◆ **Exercise requirements**: Print all of the data exactly.

## BEGIN Data records

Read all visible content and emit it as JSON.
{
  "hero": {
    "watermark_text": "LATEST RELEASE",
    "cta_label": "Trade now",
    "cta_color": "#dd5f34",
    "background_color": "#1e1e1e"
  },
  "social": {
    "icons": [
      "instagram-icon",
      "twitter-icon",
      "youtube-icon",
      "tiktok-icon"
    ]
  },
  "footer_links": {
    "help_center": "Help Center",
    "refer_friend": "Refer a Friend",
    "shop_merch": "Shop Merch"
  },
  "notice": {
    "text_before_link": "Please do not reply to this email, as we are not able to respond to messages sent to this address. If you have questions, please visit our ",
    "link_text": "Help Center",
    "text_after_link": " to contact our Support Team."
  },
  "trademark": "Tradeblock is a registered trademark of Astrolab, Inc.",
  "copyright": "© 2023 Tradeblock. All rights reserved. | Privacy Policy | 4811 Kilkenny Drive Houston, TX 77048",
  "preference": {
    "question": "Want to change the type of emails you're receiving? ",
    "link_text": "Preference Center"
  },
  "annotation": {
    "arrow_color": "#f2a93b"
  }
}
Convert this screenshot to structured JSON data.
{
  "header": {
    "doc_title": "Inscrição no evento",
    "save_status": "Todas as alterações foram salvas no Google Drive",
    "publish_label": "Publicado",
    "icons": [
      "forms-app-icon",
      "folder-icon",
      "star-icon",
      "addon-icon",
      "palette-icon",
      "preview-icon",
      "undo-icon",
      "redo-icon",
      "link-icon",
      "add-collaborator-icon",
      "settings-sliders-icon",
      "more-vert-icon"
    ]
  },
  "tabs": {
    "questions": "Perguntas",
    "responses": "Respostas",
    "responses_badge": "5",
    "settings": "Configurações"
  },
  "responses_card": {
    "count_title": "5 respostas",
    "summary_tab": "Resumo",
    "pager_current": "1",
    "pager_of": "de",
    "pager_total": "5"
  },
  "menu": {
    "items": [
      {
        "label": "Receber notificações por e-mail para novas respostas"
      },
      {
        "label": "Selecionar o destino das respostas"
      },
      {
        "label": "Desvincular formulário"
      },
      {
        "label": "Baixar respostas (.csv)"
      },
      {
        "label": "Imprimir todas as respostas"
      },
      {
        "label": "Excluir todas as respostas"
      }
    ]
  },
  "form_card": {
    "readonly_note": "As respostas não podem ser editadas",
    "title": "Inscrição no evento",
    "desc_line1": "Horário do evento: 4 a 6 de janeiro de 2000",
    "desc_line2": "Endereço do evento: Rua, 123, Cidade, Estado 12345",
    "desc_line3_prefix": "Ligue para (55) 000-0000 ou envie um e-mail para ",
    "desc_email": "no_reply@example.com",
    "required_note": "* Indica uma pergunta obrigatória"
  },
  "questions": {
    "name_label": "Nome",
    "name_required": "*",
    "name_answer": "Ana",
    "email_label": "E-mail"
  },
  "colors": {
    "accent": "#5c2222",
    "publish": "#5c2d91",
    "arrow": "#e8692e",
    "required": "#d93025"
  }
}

## END Data records

◆ **Exercise output**:
Read all visible content and emit it as JSON.
{
  "hero": {
    "watermark_text": "LATEST RELEASE",
    "cta_label": "Trade now",
    "cta_color": "#dd5f34",
    "background_color": "#1e1e1e"
  },
  "social": {
    "icons": [
      "instagram-icon",
      "twitter-icon",
      "youtube-icon",
      "tiktok-icon"
    ]
  },
  "footer_links": {
    "help_center": "Help Center",
    "refer_friend": "Refer a Friend",
    "shop_merch": "Shop Merch"
  },
  "notice": {
    "text_before_link": "Please do not reply to this email, as we are not able to respond to messages sent to this address. If you have questions, please visit our ",
    "link_text": "Help Center",
    "text_after_link": " to contact our Support Team."
  },
  "trademark": "Tradeblock is a registered trademark of Astrolab, Inc.",
  "copyright": "© 2023 Tradeblock. All rights reserved. | Privacy Policy | 4811 Kilkenny Drive Houston, TX 77048",
  "preference": {
    "question": "Want to change the type of emails you're receiving? ",
    "link_text": "Preference Center"
  },
  "annotation": {
    "arrow_color": "#f2a93b"
  }
}
Convert this screenshot to structured JSON data.
{
  "header": {
    "doc_title": "Inscrição no evento",
    "save_status": "Todas as alterações foram salvas no Google Drive",
    "publish_label": "Publicado",
    "icons": [
      "forms-app-icon",
      "folder-icon",
      "star-icon",
      "addon-icon",
      "palette-icon",
      "preview-icon",
      "undo-icon",
      "redo-icon",
      "link-icon",
      "add-collaborator-icon",
      "settings-sliders-icon",
      "more-vert-icon"
    ]
  },
  "tabs": {
    "questions": "Perguntas",
    "responses": "Respostas",
    "responses_badge": "5",
    "settings": "Configurações"
  },
  "responses_card": {
    "count_title": "5 respostas",
    "summary_tab": "Resumo",
    "pager_current": "1",
    "pager_of": "de",
    "pager_total": "5"
  },
  "menu": {
    "items": [
      {
        "label": "Receber notificações por e-mail para novas respostas"
      },
      {
        "label": "Selecionar o destino das respostas"
      },
      {
        "label": "Desvincular formulário"
      },
      {
        "label": "Baixar respostas (.csv)"
      },
      {
        "label": "Imprimir todas as respostas"
      },
      {
        "label": "Excluir todas as respostas"
      }
    ]
  },
  "form_card": {
    "readonly_note": "As respostas não podem ser editadas",
    "title": "Inscrição no evento",
    "desc_line1": "Horário do evento: 4 a 6 de janeiro de 2000",
    "desc_line2": "Endereço do evento: Rua, 123, Cidade, Estado 12345",
    "desc_line3_prefix": "Ligue para (55) 000-0000 ou envie um e-mail para ",
    "desc_email": "no_reply@example.com",
    "required_note": "* Indica uma pergunta obrigatória"
  },
  "questions": {
    "name_label": "Nome",
    "name_required": "*",
    "name_answer": "Ana",
    "email_label": "E-mail"
  },
  "colors": {
    "accent": "#5c2222",
    "publish": "#5c2d91",
    "arrow": "#e8692e",
    "required": "#d93025"
  }
}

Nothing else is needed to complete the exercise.